EXERCISE BRIEF => Copy each of the following rows exactly, keeping every character and number unchanged.

INFORMATION GIVEN =>
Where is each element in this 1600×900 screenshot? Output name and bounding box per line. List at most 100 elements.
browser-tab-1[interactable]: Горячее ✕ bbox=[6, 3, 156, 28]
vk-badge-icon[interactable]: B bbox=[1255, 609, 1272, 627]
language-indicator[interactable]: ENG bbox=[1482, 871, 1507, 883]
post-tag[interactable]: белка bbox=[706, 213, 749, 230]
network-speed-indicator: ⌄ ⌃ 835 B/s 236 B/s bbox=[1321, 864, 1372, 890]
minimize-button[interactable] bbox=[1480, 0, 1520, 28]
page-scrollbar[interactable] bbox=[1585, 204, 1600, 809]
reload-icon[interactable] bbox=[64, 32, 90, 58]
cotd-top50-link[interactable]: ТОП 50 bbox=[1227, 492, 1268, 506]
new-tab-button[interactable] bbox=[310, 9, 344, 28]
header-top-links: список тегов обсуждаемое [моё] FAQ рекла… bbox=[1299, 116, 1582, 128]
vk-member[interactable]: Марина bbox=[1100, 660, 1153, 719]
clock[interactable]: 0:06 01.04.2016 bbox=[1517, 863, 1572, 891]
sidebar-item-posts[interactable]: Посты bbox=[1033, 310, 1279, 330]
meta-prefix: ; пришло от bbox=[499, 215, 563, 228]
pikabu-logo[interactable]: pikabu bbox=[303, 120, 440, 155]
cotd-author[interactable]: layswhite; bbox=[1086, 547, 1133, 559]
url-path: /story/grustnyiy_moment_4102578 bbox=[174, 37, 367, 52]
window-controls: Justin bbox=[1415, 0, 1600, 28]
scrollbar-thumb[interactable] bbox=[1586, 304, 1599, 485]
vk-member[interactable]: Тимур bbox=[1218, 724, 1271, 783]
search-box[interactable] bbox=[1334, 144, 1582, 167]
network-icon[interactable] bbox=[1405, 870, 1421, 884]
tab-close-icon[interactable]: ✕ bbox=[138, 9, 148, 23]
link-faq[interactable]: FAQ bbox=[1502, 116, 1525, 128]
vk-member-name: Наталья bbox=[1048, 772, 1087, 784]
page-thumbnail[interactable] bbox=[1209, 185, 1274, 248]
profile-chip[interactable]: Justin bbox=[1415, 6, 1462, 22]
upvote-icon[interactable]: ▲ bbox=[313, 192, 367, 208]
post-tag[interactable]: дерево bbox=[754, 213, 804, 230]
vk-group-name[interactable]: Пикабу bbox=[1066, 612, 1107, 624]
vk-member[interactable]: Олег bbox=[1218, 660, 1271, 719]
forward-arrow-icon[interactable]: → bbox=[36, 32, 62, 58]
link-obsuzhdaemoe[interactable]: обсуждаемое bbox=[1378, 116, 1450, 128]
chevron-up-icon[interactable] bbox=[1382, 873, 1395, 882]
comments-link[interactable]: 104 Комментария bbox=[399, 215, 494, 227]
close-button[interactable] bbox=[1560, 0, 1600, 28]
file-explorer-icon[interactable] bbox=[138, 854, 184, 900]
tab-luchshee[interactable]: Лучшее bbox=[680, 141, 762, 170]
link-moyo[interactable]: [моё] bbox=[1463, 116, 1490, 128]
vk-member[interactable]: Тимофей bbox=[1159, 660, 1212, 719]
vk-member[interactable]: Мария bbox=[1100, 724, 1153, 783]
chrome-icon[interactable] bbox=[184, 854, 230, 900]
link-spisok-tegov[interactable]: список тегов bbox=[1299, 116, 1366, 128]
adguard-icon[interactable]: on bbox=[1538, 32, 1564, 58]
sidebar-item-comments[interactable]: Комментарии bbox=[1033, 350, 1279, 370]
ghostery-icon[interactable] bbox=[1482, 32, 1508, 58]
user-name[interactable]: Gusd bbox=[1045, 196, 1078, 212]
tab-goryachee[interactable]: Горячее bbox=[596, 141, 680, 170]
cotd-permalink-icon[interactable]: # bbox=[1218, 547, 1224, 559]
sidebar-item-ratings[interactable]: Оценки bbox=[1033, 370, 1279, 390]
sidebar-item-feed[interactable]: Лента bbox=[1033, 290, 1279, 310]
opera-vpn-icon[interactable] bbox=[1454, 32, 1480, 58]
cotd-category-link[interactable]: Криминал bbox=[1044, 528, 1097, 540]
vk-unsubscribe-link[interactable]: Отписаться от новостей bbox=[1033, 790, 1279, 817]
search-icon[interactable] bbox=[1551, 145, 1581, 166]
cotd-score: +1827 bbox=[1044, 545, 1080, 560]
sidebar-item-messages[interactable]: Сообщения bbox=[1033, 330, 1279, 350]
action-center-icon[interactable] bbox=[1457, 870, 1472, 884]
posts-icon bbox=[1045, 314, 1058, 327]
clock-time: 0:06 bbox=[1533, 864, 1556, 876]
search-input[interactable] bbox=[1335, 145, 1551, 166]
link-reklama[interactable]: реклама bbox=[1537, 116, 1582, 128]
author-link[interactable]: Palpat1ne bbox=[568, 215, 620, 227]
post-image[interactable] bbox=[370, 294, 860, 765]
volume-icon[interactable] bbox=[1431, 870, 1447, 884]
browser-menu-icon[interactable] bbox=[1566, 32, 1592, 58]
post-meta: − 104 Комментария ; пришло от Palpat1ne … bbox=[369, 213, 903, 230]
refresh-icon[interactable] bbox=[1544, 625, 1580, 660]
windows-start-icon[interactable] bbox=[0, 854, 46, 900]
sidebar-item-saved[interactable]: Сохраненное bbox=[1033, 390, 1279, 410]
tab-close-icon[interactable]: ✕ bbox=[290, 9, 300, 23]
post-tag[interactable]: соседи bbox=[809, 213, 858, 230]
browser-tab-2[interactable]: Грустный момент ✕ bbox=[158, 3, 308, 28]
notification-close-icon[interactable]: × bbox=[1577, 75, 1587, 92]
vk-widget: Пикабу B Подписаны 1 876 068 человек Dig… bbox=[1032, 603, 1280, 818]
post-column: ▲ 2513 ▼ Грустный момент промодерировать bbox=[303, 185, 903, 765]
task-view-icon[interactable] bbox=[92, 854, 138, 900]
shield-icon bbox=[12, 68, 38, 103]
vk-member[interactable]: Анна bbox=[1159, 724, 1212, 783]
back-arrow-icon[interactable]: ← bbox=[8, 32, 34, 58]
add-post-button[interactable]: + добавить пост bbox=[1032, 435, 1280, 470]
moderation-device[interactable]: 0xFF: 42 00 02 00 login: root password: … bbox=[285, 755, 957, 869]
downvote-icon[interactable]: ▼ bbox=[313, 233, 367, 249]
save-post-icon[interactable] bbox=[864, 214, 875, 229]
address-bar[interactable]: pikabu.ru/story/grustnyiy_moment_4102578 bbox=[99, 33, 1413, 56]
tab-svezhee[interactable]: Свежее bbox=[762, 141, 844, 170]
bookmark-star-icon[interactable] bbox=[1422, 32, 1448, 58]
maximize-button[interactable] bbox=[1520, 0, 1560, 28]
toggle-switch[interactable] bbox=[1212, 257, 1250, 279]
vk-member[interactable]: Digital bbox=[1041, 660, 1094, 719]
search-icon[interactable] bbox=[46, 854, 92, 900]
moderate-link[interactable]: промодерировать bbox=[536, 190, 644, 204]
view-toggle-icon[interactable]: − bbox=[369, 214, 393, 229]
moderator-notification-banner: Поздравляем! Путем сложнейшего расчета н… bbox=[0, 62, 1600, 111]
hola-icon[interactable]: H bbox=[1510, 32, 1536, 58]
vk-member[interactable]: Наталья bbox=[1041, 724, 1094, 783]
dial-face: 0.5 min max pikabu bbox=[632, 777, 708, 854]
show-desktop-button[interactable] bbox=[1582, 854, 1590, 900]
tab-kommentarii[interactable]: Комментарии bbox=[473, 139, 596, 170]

WRITTEN REPLY =>
Where is each element in this 1600×900 screenshot? Output name and bounding box per line. List at most 100 elements.
browser-tab-1[interactable]: Горячее ✕ bbox=[6, 3, 156, 28]
vk-badge-icon[interactable]: B bbox=[1255, 609, 1272, 627]
language-indicator[interactable]: ENG bbox=[1482, 871, 1507, 883]
post-tag[interactable]: белка bbox=[706, 213, 749, 230]
network-speed-indicator: ⌄ ⌃ 835 B/s 236 B/s bbox=[1321, 864, 1372, 890]
minimize-button[interactable] bbox=[1480, 0, 1520, 28]
page-scrollbar[interactable] bbox=[1585, 204, 1600, 809]
reload-icon[interactable] bbox=[64, 32, 90, 58]
cotd-top50-link[interactable]: ТОП 50 bbox=[1227, 492, 1268, 506]
new-tab-button[interactable] bbox=[310, 9, 344, 28]
header-top-links: список тегов обсуждаемое [моё] FAQ рекла… bbox=[1299, 116, 1582, 128]
vk-member[interactable]: Марина bbox=[1100, 660, 1153, 719]
clock[interactable]: 0:06 01.04.2016 bbox=[1517, 863, 1572, 891]
sidebar-item-posts[interactable]: Посты bbox=[1033, 310, 1279, 330]
meta-prefix: ; пришло от bbox=[499, 215, 563, 228]
pikabu-logo[interactable]: pikabu bbox=[303, 120, 440, 155]
cotd-author[interactable]: layswhite; bbox=[1086, 547, 1133, 559]
url-path: /story/grustnyiy_moment_4102578 bbox=[174, 37, 367, 52]
window-controls: Justin bbox=[1415, 0, 1600, 28]
scrollbar-thumb[interactable] bbox=[1586, 304, 1599, 485]
vk-member[interactable]: Тимур bbox=[1218, 724, 1271, 783]
search-box[interactable] bbox=[1334, 144, 1582, 167]
network-icon[interactable] bbox=[1405, 870, 1421, 884]
tab-close-icon[interactable]: ✕ bbox=[138, 9, 148, 23]
link-faq[interactable]: FAQ bbox=[1502, 116, 1525, 128]
vk-member-name: Наталья bbox=[1048, 772, 1087, 784]
page-thumbnail[interactable] bbox=[1209, 185, 1274, 248]
profile-chip[interactable]: Justin bbox=[1415, 6, 1462, 22]
upvote-icon[interactable]: ▲ bbox=[313, 192, 367, 208]
post-tag[interactable]: дерево bbox=[754, 213, 804, 230]
vk-group-name[interactable]: Пикабу bbox=[1066, 612, 1107, 624]
vk-member[interactable]: Олег bbox=[1218, 660, 1271, 719]
forward-arrow-icon[interactable]: → bbox=[36, 32, 62, 58]
link-obsuzhdaemoe[interactable]: обсуждаемое bbox=[1378, 116, 1450, 128]
chevron-up-icon[interactable] bbox=[1382, 873, 1395, 882]
comments-link[interactable]: 104 Комментария bbox=[399, 215, 494, 227]
close-button[interactable] bbox=[1560, 0, 1600, 28]
file-explorer-icon[interactable] bbox=[138, 854, 184, 900]
tab-luchshee[interactable]: Лучшее bbox=[680, 141, 762, 170]
link-moyo[interactable]: [моё] bbox=[1463, 116, 1490, 128]
vk-member[interactable]: Тимофей bbox=[1159, 660, 1212, 719]
vk-member[interactable]: Мария bbox=[1100, 724, 1153, 783]
chrome-icon[interactable] bbox=[184, 854, 230, 900]
link-spisok-tegov[interactable]: список тегов bbox=[1299, 116, 1366, 128]
adguard-icon[interactable]: on bbox=[1538, 32, 1564, 58]
sidebar-item-comments[interactable]: Комментарии bbox=[1033, 350, 1279, 370]
ghostery-icon[interactable] bbox=[1482, 32, 1508, 58]
user-name[interactable]: Gusd bbox=[1045, 196, 1078, 212]
tab-goryachee[interactable]: Горячее bbox=[596, 141, 680, 170]
cotd-permalink-icon[interactable]: # bbox=[1218, 547, 1224, 559]
sidebar-item-ratings[interactable]: Оценки bbox=[1033, 370, 1279, 390]
sidebar-item-feed[interactable]: Лента bbox=[1033, 290, 1279, 310]
opera-vpn-icon[interactable] bbox=[1454, 32, 1480, 58]
cotd-category-link[interactable]: Криминал bbox=[1044, 528, 1097, 540]
vk-unsubscribe-link[interactable]: Отписаться от новостей bbox=[1033, 790, 1279, 817]
search-icon[interactable] bbox=[1551, 145, 1581, 166]
cotd-score: +1827 bbox=[1044, 545, 1080, 560]
sidebar-item-messages[interactable]: Сообщения bbox=[1033, 330, 1279, 350]
action-center-icon[interactable] bbox=[1457, 870, 1472, 884]
posts-icon bbox=[1045, 314, 1058, 327]
clock-time: 0:06 bbox=[1533, 864, 1556, 876]
search-input[interactable] bbox=[1335, 145, 1551, 166]
link-reklama[interactable]: реклама bbox=[1537, 116, 1582, 128]
author-link[interactable]: Palpat1ne bbox=[568, 215, 620, 227]
post-image[interactable] bbox=[370, 294, 860, 765]
volume-icon[interactable] bbox=[1431, 870, 1447, 884]
browser-menu-icon[interactable] bbox=[1566, 32, 1592, 58]
post-meta: − 104 Комментария ; пришло от Palpat1ne … bbox=[369, 213, 903, 230]
refresh-icon[interactable] bbox=[1544, 625, 1580, 660]
windows-start-icon[interactable] bbox=[0, 854, 46, 900]
sidebar-item-saved[interactable]: Сохраненное bbox=[1033, 390, 1279, 410]
tab-close-icon[interactable]: ✕ bbox=[290, 9, 300, 23]
post-tag[interactable]: соседи bbox=[809, 213, 858, 230]
browser-tab-2[interactable]: Грустный момент ✕ bbox=[158, 3, 308, 28]
notification-close-icon[interactable]: × bbox=[1577, 75, 1587, 92]
vk-widget: Пикабу B Подписаны 1 876 068 человек Dig… bbox=[1032, 603, 1280, 818]
post-column: ▲ 2513 ▼ Грустный момент промодерировать bbox=[303, 185, 903, 765]
task-view-icon[interactable] bbox=[92, 854, 138, 900]
shield-icon bbox=[12, 68, 38, 103]
vk-member[interactable]: Анна bbox=[1159, 724, 1212, 783]
back-arrow-icon[interactable]: ← bbox=[8, 32, 34, 58]
add-post-button[interactable]: + добавить пост bbox=[1032, 435, 1280, 470]
moderation-device[interactable]: 0xFF: 42 00 02 00 login: root password: … bbox=[285, 755, 957, 869]
downvote-icon[interactable]: ▼ bbox=[313, 233, 367, 249]
save-post-icon[interactable] bbox=[864, 214, 875, 229]
address-bar[interactable]: pikabu.ru/story/grustnyiy_moment_4102578 bbox=[99, 33, 1413, 56]
tab-svezhee[interactable]: Свежее bbox=[762, 141, 844, 170]
bookmark-star-icon[interactable] bbox=[1422, 32, 1448, 58]
maximize-button[interactable] bbox=[1520, 0, 1560, 28]
toggle-switch[interactable] bbox=[1212, 257, 1250, 279]
vk-member[interactable]: Digital bbox=[1041, 660, 1094, 719]
search-icon[interactable] bbox=[46, 854, 92, 900]
moderate-link[interactable]: промодерировать bbox=[536, 190, 644, 204]
view-toggle-icon[interactable]: − bbox=[369, 214, 393, 229]
moderator-notification-banner: Поздравляем! Путем сложнейшего расчета н… bbox=[0, 62, 1600, 111]
hola-icon[interactable]: H bbox=[1510, 32, 1536, 58]
vk-member[interactable]: Наталья bbox=[1041, 724, 1094, 783]
dial-face: 0.5 min max pikabu bbox=[632, 777, 708, 854]
show-desktop-button[interactable] bbox=[1582, 854, 1590, 900]
tab-kommentarii[interactable]: Комментарии bbox=[473, 139, 596, 170]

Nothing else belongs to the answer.